● **Challenge**
Please write the listing below out again exactly, leaving every picture behind.

● **Material shown**
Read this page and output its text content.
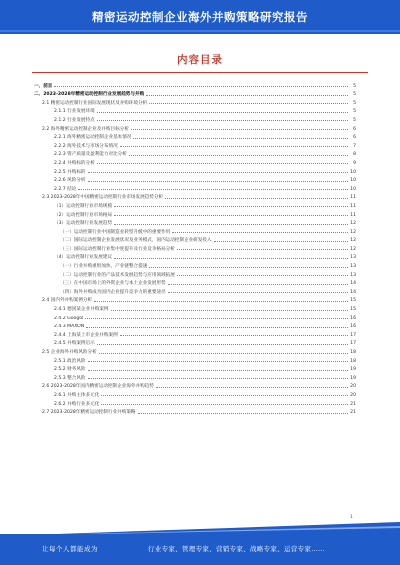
精密运动控制企业海外并购策略研究报告
内容目录
一、前言	5
二、2023-2028年精密运动控制行业发展趋势与并购	5
2.1 精密运动控制行业国际发展现状及并购环境分析	5
2.1.1 行业发展环境	5
2.1.2 行业发展特点	5
2.2 海外精密运动控制企业及并购目标分析	6
2.2.1 海外精密运动控制企业基本情况	6
2.2.2 海外技术与市场分布情况	7
2.2.3 资产质量及盈利能力对比分析	8
2.2.4 并购标的分析	9
2.2.5 并购标的	10
2.2.6 风险分析	10
2.2.7 结论	10
2.3 2023-2028年中国精密运动控制行业市场发展趋势分析	11
（1）运动控制行业市场规模	11
（2）运动控制行业市场格局	11
（3）运动控制行业发展趋势	12
（一）运动控制行业中国制造业转型升级中的重要作用	12
（二）国际运动控制企业发展状况及业务模式，国内运动控制企业研发投入	12
（三）国际运动控制行业集中度提升及行业竞争格局分析	12
（4）运动控制行业发展建议	13
（一）行业并购重组加快，产业链整合提速	13
（二）运动控制行业的产品技术发展趋势与应用领域拓展	13
（三）在中国市场上的外资企业与本土企业发展形势	14
（四）海外并购成为国内企业提升竞争力的重要途径	14
2.4 国内外并购案例分析	15
2.4.1 德国某企业并购案例	15
2.4.2 Googol	16
2.4.3 MAXON	16
2.4.4 上海某上市企业并购案例	17
2.4.5 并购案例启示	17
2.5 企业海外并购风险分析	18
2.5.1 政治风险	18
2.5.2 财务风险	19
2.5.3 整合风险	19
2.6 2023-2028年国内精密运动控制企业海外并购趋势	20
2.6.1 并购主体多元化	20
2.6.2 并购行业多元化	21
2.7 2023-2028年精密运动控制行业并购策略	21
1
让每个人都能成为	行业专家、管理专家、营销专家、战略专家、运营专家……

● **Result of the task**
Read this page and output its text content.
精密运动控制企业海外并购策略研究报告
内容目录
一、前言	5
二、2023-2028年精密运动控制行业发展趋势与并购	5
2.1 精密运动控制行业国际发展现状及并购环境分析	5
2.1.1 行业发展环境	5
2.1.2 行业发展特点	5
2.2 海外精密运动控制企业及并购目标分析	6
2.2.1 海外精密运动控制企业基本情况	6
2.2.2 海外技术与市场分布情况	7
2.2.3 资产质量及盈利能力对比分析	8
2.2.4 并购标的分析	9
2.2.5 并购标的	10
2.2.6 风险分析	10
2.2.7 结论	10
2.3 2023-2028年中国精密运动控制行业市场发展趋势分析	11
（1）运动控制行业市场规模	11
（2）运动控制行业市场格局	11
（3）运动控制行业发展趋势	12
（一）运动控制行业中国制造业转型升级中的重要作用	12
（二）国际运动控制企业发展状况及业务模式，国内运动控制企业研发投入	12
（三）国际运动控制行业集中度提升及行业竞争格局分析	12
（4）运动控制行业发展建议	13
（一）行业并购重组加快，产业链整合提速	13
（二）运动控制行业的产品技术发展趋势与应用领域拓展	13
（三）在中国市场上的外资企业与本土企业发展形势	14
（四）海外并购成为国内企业提升竞争力的重要途径	14
2.4 国内外并购案例分析	15
2.4.1 德国某企业并购案例	15
2.4.2 Googol	16
2.4.3 MAXON	16
2.4.4 上海某上市企业并购案例	17
2.4.5 并购案例启示	17
2.5 企业海外并购风险分析	18
2.5.1 政治风险	18
2.5.2 财务风险	19
2.5.3 整合风险	19
2.6 2023-2028年国内精密运动控制企业海外并购趋势	20
2.6.1 并购主体多元化	20
2.6.2 并购行业多元化	21
2.7 2023-2028年精密运动控制行业并购策略	21
1
让每个人都能成为	行业专家、管理专家、营销专家、战略专家、运营专家……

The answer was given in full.